Copy out each line of the data holding "Exercise".

§ Given data
-*-*-

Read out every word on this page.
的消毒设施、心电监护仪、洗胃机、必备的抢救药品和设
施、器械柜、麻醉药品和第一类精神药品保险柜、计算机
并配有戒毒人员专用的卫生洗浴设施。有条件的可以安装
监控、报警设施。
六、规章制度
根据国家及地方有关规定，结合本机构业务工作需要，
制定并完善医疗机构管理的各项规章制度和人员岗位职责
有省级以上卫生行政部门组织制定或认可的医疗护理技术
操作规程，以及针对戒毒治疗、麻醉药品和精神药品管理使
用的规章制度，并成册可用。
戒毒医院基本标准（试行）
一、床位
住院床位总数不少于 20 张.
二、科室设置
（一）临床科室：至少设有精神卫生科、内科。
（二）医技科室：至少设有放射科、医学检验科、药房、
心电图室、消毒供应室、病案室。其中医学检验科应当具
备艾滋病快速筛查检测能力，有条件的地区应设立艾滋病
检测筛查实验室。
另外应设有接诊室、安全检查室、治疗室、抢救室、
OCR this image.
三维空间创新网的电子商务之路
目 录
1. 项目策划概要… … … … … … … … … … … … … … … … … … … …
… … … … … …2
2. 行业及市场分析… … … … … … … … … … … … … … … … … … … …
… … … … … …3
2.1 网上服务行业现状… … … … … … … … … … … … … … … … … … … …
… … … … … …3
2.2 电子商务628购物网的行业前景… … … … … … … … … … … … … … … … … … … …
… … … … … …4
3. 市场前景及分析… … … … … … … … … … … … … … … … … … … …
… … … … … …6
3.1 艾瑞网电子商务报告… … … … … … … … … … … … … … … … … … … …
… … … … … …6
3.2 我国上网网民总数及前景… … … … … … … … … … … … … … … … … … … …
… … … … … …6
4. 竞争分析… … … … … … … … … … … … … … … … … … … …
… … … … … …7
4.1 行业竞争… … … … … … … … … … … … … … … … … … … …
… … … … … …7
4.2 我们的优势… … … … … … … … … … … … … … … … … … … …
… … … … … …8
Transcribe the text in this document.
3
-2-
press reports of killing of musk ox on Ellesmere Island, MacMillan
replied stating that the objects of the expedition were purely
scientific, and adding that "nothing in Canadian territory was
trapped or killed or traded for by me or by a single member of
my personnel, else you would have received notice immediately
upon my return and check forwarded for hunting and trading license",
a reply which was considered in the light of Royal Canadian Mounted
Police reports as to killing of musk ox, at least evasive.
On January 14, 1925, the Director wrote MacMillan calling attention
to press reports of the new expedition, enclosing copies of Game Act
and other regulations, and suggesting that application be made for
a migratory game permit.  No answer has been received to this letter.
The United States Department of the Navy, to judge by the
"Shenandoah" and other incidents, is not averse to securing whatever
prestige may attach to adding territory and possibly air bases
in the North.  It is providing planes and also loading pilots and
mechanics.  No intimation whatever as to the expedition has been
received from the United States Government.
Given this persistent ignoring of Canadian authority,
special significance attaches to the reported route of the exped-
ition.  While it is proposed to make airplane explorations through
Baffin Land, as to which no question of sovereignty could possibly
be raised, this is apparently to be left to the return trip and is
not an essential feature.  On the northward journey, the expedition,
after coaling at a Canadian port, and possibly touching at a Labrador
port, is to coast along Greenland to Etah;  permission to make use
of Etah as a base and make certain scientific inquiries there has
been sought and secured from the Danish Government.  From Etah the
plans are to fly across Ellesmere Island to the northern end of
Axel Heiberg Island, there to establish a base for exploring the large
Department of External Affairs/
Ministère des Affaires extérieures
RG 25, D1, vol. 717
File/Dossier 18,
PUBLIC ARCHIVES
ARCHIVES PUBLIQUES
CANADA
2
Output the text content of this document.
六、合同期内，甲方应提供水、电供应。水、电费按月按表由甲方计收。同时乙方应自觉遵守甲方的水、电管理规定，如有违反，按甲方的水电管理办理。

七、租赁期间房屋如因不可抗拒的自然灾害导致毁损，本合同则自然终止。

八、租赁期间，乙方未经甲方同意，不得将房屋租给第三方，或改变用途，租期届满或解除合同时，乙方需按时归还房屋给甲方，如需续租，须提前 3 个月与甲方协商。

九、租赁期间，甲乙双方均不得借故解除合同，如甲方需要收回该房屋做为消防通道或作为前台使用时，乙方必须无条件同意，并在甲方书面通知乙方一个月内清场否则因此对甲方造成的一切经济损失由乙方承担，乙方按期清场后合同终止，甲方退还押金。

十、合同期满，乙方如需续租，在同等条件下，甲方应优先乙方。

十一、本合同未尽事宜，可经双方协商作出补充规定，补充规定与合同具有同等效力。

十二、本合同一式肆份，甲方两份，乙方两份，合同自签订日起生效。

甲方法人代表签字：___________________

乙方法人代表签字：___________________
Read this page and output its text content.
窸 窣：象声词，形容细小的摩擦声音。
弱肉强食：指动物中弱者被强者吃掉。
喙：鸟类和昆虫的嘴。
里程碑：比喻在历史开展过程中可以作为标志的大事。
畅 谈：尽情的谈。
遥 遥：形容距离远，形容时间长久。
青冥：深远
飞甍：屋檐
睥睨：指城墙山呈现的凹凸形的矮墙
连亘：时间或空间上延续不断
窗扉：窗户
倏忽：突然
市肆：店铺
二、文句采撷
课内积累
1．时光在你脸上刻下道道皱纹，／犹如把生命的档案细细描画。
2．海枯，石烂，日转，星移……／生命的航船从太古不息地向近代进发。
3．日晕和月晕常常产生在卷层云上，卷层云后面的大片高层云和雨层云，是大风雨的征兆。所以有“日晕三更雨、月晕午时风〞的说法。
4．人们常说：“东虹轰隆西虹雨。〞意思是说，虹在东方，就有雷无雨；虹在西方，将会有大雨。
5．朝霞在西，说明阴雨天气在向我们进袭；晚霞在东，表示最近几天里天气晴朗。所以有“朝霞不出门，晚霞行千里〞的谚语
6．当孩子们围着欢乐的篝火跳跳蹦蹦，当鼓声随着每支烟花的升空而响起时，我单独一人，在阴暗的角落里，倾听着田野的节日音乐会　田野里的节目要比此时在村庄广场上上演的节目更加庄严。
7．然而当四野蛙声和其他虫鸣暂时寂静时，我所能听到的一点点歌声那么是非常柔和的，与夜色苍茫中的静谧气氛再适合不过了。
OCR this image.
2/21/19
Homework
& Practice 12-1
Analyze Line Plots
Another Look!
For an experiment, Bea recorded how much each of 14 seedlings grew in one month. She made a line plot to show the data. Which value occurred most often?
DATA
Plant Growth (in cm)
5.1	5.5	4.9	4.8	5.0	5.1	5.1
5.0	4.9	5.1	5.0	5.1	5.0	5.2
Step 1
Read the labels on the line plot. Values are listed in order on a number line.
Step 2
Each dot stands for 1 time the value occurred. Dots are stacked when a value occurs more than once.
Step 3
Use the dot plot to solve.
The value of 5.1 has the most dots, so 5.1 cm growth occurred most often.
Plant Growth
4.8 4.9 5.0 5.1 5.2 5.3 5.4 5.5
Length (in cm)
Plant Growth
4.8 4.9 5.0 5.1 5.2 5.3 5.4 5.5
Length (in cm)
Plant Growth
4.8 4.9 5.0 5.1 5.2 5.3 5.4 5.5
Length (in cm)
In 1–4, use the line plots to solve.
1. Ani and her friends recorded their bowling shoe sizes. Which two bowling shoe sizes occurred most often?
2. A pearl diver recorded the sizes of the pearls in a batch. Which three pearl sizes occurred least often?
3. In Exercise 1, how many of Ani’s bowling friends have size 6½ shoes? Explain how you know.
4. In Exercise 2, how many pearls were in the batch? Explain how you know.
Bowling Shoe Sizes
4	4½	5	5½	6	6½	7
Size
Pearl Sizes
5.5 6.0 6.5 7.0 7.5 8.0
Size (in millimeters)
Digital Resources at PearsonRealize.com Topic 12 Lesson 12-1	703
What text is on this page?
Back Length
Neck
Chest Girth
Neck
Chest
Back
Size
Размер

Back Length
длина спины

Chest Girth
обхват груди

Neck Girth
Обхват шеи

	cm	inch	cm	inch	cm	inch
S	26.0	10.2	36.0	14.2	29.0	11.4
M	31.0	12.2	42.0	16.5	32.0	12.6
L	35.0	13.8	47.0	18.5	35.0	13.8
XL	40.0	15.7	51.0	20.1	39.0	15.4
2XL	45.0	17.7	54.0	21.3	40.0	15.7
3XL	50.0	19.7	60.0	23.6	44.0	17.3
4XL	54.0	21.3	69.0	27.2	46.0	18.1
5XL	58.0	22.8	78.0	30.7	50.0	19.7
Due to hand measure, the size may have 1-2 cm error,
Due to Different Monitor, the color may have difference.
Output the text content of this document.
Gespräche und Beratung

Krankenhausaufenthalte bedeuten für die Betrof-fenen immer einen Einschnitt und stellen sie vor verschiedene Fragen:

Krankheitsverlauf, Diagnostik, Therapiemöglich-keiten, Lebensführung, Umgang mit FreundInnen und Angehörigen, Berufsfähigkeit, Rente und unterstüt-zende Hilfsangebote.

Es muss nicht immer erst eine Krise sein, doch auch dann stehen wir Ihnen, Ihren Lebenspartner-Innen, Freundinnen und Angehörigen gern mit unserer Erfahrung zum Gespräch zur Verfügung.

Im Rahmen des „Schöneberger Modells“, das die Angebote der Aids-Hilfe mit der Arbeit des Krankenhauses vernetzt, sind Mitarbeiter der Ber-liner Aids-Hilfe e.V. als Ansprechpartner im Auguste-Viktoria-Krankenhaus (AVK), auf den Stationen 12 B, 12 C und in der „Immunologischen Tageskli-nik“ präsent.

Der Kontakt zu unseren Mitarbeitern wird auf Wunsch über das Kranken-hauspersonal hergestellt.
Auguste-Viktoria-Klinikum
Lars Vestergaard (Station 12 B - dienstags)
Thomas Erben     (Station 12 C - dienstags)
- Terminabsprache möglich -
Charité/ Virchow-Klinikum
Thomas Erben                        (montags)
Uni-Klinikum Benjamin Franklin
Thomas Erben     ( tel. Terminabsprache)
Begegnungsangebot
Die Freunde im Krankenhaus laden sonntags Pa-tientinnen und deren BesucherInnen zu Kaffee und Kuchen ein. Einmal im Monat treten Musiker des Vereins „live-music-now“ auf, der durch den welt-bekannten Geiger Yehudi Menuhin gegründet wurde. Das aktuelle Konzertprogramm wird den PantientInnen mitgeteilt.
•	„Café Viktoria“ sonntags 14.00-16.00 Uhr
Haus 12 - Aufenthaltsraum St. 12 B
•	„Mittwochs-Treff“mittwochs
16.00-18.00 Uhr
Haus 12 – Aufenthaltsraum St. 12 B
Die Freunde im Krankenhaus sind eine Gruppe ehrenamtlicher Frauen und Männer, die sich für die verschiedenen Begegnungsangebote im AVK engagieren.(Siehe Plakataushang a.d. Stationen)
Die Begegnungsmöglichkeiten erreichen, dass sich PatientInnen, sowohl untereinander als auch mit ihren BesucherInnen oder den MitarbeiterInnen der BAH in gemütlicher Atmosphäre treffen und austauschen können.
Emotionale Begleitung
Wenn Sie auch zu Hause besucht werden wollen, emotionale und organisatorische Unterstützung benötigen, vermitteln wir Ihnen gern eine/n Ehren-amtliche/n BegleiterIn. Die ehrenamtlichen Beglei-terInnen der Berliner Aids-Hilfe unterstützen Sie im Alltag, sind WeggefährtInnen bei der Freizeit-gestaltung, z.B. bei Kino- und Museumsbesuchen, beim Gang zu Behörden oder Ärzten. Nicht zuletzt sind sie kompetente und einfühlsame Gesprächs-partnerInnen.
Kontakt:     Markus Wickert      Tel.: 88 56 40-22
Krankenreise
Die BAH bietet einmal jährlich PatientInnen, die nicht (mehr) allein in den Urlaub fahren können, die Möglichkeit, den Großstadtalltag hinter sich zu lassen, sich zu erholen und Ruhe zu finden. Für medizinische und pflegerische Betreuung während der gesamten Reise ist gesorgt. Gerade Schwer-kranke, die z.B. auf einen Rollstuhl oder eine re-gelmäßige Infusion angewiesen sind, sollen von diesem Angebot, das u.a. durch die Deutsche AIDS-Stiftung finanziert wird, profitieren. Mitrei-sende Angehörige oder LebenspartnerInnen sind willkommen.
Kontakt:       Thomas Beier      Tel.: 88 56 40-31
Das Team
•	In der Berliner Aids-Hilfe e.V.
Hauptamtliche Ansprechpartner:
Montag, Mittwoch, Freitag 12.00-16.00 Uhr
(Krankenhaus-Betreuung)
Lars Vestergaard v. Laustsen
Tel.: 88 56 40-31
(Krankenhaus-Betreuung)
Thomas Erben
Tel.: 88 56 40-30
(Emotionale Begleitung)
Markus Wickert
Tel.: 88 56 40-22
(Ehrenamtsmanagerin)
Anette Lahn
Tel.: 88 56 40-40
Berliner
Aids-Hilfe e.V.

-*-*-

§ Final result
3. In Exercise 1, how many of Ani’s bowling friends have size 6½ shoes? Explain how you know.
4. In Exercise 2, how many pearls were in the batch? Explain how you know.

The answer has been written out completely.